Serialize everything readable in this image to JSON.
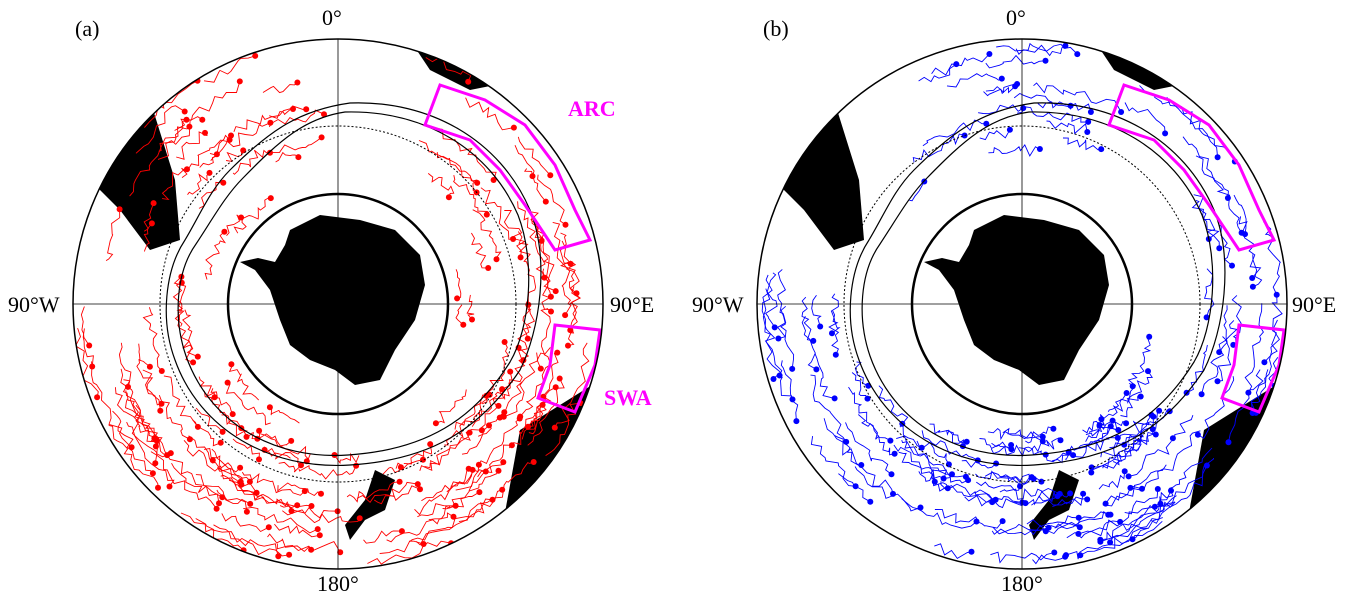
{
  "figure": {
    "panels": [
      {
        "label": "(a)",
        "track_color": "#ff0000",
        "region_labels": [
          "ARC",
          "SWA"
        ],
        "lon_labels": {
          "top": "0°",
          "bottom": "180°",
          "left": "90°W",
          "right": "90°E"
        }
      },
      {
        "label": "(b)",
        "track_color": "#0000ff",
        "region_labels": [],
        "lon_labels": {
          "top": "0°",
          "bottom": "180°",
          "left": "90°W",
          "right": "90°E"
        }
      }
    ],
    "region_color": "#ff00ff",
    "land_color": "#000000"
  }
}
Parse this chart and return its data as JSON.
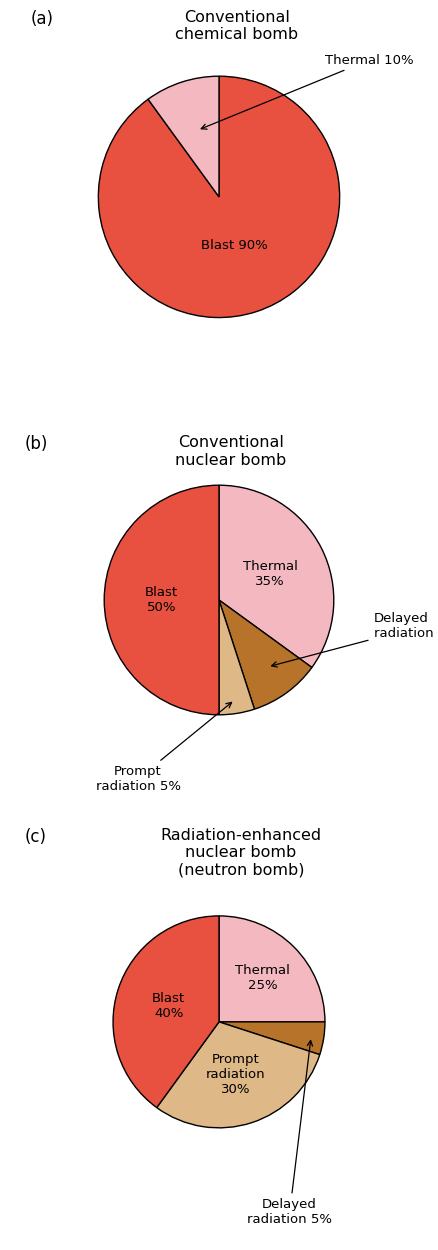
{
  "charts": [
    {
      "title": "Conventional\nchemical bomb",
      "label": "(a)",
      "slices": [
        {
          "label": "Blast 90%",
          "value": 90,
          "color": "#E85040"
        },
        {
          "label": "Thermal 10%",
          "value": 10,
          "color": "#F4B8C1"
        }
      ],
      "startangle": 90,
      "counterclock": false
    },
    {
      "title": "Conventional\nnuclear bomb",
      "label": "(b)",
      "slices": [
        {
          "label": "Thermal\n35%",
          "value": 35,
          "color": "#F4B8C1"
        },
        {
          "label": "Delayed radiation 10%",
          "value": 10,
          "color": "#B8732A"
        },
        {
          "label": "Prompt radiation 5%",
          "value": 5,
          "color": "#DEB887"
        },
        {
          "label": "Blast\n50%",
          "value": 50,
          "color": "#E85040"
        }
      ],
      "startangle": 90,
      "counterclock": false
    },
    {
      "title": "Radiation-enhanced\nnuclear bomb\n(neutron bomb)",
      "label": "(c)",
      "slices": [
        {
          "label": "Thermal\n25%",
          "value": 25,
          "color": "#F4B8C1"
        },
        {
          "label": "Delayed radiation 5%",
          "value": 5,
          "color": "#B8732A"
        },
        {
          "label": "Prompt\nradiation\n30%",
          "value": 30,
          "color": "#DEB887"
        },
        {
          "label": "Blast\n40%",
          "value": 40,
          "color": "#E85040"
        }
      ],
      "startangle": 90,
      "counterclock": false
    }
  ],
  "background_color": "#ffffff",
  "label_fontsize": 9.5,
  "title_fontsize": 11.5,
  "pie_label_fontsize": 9.5,
  "panel_label_fontsize": 12
}
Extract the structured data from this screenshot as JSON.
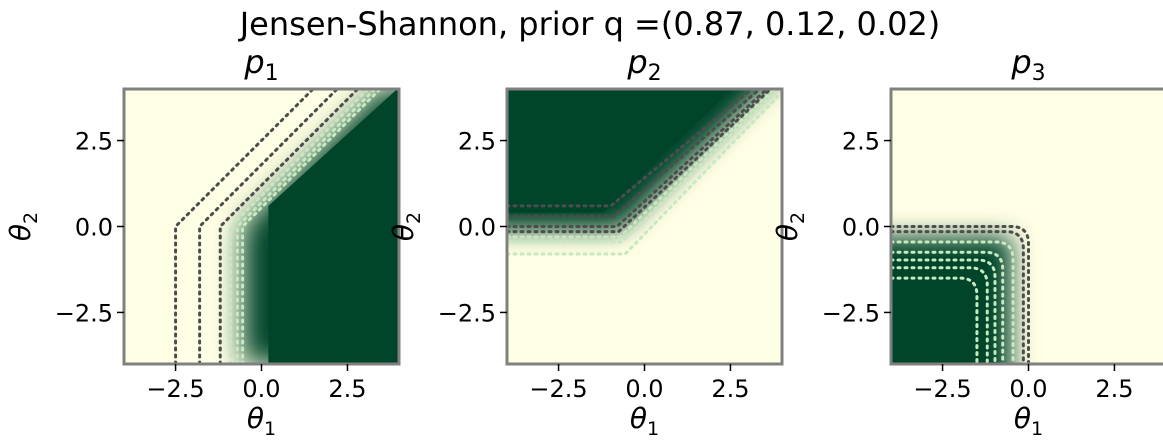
{
  "chart_data": {
    "type": "heatmap",
    "title": "Jensen-Shannon, prior q =(0.87, 0.12, 0.02)",
    "colormap": "Greens",
    "colors": {
      "low": "#ffffe5",
      "mid": "#78c679",
      "high": "#004529",
      "contour_light": "#c7e9c0",
      "contour_dark": "#4d4d4d",
      "frame": "#808080"
    },
    "panels": [
      {
        "title_base": "p",
        "title_sub": "1",
        "xlabel_base": "θ",
        "xlabel_sub": "1",
        "ylabel_base": "θ",
        "ylabel_sub": "2",
        "xlim": [
          -4,
          4
        ],
        "ylim": [
          -4,
          4
        ],
        "xticks": [
          -2.5,
          0.0,
          2.5
        ],
        "xtick_labels": [
          "−2.5",
          "0.0",
          "2.5"
        ],
        "yticks": [
          2.5,
          0.0,
          -2.5
        ],
        "ytick_labels": [
          "2.5",
          "0.0",
          "−2.5"
        ],
        "region": "high where θ2 < θ1 + c (right of a diagonal boundary), bounded on the left near θ1 ≈ -1",
        "contour_offsets": [
          -2.5,
          -1.8,
          -1.2,
          -0.9,
          -0.7,
          -0.55
        ]
      },
      {
        "title_base": "p",
        "title_sub": "2",
        "xlabel_base": "θ",
        "xlabel_sub": "1",
        "ylabel_base": "θ",
        "ylabel_sub": "2",
        "xlim": [
          -4,
          4
        ],
        "ylim": [
          -4,
          4
        ],
        "xticks": [
          -2.5,
          0.0,
          2.5
        ],
        "xtick_labels": [
          "−2.5",
          "0.0",
          "2.5"
        ],
        "yticks": [
          2.5,
          0.0,
          -2.5
        ],
        "ytick_labels": [
          "2.5",
          "0.0",
          "−2.5"
        ],
        "region": "high where θ2 > θ1 and θ2 > 0 (upper-left)",
        "contour_offsets": [
          0.8,
          0.45,
          0.3,
          0.15,
          0.0,
          -0.3,
          -0.6
        ]
      },
      {
        "title_base": "p",
        "title_sub": "3",
        "xlabel_base": "θ",
        "xlabel_sub": "1",
        "ylabel_base": "θ",
        "ylabel_sub": "2",
        "xlim": [
          -4,
          4
        ],
        "ylim": [
          -4,
          4
        ],
        "xticks": [
          -2.5,
          0.0,
          2.5
        ],
        "xtick_labels": [
          "−2.5",
          "0.0",
          "2.5"
        ],
        "yticks": [
          2.5,
          0.0,
          -2.5
        ],
        "ytick_labels": [
          "2.5",
          "0.0",
          "−2.5"
        ],
        "region": "high where θ1 < 0 and θ2 < 0 (lower-left quadrant)",
        "contour_offsets": [
          1.0,
          0.8,
          0.65,
          0.5,
          0.3,
          0.1,
          0.0
        ]
      }
    ]
  }
}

* Required work *
Return every line above in which the string "Delayed" occurs.

* The reply *
          "label": "Delayed radiation 10%",
          "label": "Delayed radiation 5%",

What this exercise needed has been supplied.